Retrieve every line from the records in which the word "személyre" occurs.

Start of Records shown

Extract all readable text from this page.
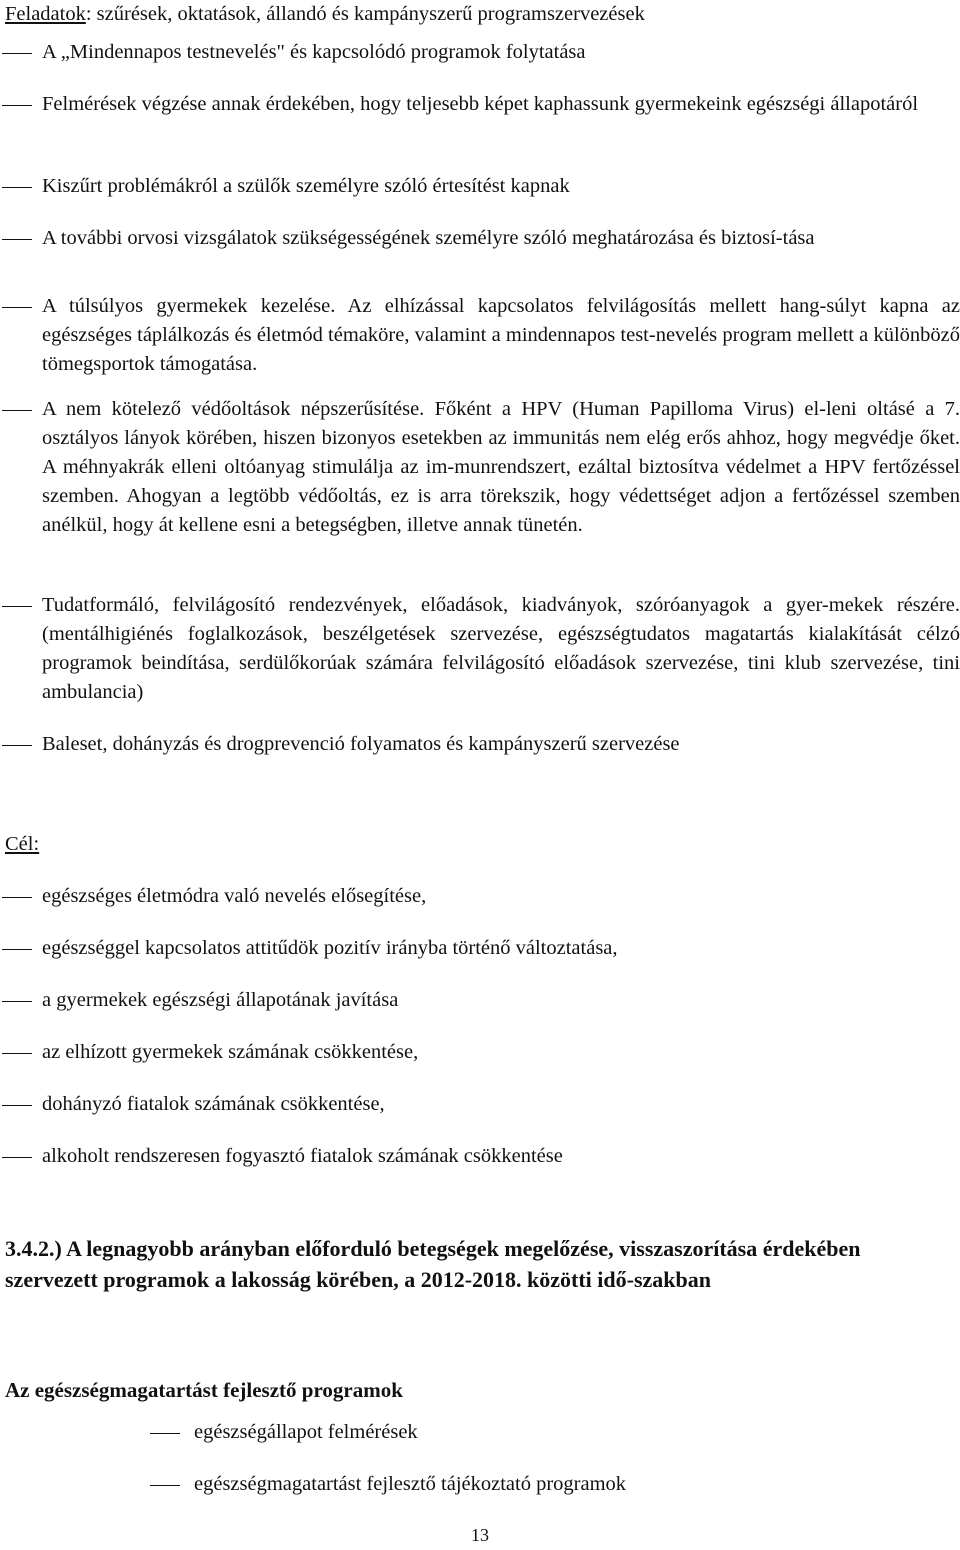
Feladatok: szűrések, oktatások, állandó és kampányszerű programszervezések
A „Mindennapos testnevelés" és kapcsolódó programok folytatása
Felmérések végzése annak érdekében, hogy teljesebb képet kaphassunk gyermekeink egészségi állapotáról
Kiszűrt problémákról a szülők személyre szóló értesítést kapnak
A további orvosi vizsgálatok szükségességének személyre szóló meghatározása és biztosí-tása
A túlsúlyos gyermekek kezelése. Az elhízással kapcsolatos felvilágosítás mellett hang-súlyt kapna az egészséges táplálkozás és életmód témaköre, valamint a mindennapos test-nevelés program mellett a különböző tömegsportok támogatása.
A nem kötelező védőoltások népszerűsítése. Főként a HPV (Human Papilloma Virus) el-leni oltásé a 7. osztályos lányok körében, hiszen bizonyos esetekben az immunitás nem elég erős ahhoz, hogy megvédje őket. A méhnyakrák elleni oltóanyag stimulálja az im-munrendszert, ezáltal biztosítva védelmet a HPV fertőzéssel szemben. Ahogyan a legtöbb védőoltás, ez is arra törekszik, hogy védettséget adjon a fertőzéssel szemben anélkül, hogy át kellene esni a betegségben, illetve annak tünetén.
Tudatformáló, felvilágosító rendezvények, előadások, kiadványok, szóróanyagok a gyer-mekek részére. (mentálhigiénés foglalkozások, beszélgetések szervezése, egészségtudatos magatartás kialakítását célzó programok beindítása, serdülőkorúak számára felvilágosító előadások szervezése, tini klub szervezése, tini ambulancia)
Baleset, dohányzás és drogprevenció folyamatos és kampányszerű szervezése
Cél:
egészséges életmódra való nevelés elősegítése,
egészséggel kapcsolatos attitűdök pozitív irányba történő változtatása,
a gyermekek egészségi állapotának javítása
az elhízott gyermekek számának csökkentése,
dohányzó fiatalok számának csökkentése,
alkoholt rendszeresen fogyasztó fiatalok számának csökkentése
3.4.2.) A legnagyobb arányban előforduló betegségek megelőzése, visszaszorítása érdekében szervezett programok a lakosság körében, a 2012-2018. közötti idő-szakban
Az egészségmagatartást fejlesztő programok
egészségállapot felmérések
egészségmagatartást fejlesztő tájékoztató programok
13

End of Records shown
Start of Records shown

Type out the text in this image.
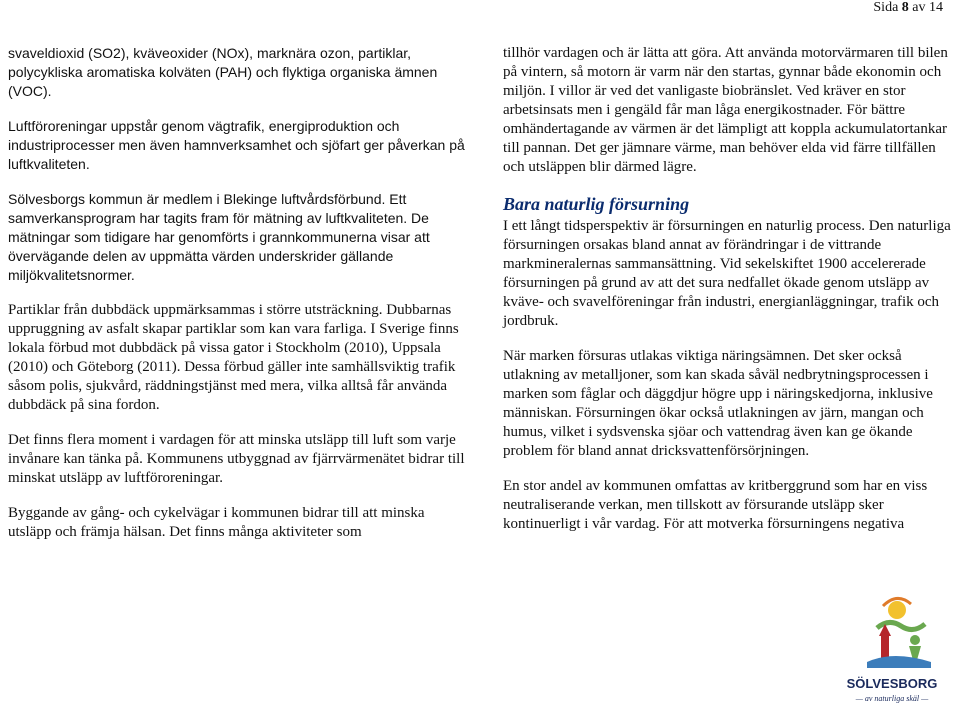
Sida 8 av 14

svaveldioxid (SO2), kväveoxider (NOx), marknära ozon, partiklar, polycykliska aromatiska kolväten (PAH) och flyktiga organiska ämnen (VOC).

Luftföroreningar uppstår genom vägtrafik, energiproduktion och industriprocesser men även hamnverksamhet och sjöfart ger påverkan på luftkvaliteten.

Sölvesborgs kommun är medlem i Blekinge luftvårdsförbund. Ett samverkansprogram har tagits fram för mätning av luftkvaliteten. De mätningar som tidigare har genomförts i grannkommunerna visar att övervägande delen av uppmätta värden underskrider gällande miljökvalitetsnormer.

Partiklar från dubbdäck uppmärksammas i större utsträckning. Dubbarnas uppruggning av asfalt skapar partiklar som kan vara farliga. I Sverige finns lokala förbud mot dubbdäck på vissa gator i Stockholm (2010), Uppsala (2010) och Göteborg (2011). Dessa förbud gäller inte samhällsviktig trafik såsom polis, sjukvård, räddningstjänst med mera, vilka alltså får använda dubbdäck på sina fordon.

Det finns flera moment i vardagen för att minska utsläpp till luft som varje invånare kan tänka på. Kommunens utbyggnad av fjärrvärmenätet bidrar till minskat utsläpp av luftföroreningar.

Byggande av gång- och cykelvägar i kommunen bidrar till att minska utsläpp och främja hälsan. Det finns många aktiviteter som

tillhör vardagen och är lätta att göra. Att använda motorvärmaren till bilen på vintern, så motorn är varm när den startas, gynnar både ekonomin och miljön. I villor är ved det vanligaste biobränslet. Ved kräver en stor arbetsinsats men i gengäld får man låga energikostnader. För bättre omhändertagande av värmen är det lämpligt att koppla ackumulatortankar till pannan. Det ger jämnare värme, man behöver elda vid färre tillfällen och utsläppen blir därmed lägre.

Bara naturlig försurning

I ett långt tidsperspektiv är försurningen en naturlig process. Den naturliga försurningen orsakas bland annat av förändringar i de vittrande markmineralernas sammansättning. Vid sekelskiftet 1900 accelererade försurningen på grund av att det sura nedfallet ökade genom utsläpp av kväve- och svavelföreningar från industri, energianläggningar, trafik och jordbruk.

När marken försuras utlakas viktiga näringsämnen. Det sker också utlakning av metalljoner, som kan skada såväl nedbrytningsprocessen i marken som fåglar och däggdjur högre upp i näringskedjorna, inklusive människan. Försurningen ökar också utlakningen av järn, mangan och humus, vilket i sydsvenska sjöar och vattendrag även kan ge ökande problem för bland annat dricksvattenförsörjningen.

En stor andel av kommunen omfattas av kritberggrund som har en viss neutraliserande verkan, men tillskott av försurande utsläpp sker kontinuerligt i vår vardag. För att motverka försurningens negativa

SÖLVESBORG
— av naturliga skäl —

End of Records shown

- **Response area**
Kiszűrt problémákról a szülők személyre szóló értesítést kapnak
A további orvosi vizsgálatok szükségességének személyre szóló meghatározása és biztosí-tása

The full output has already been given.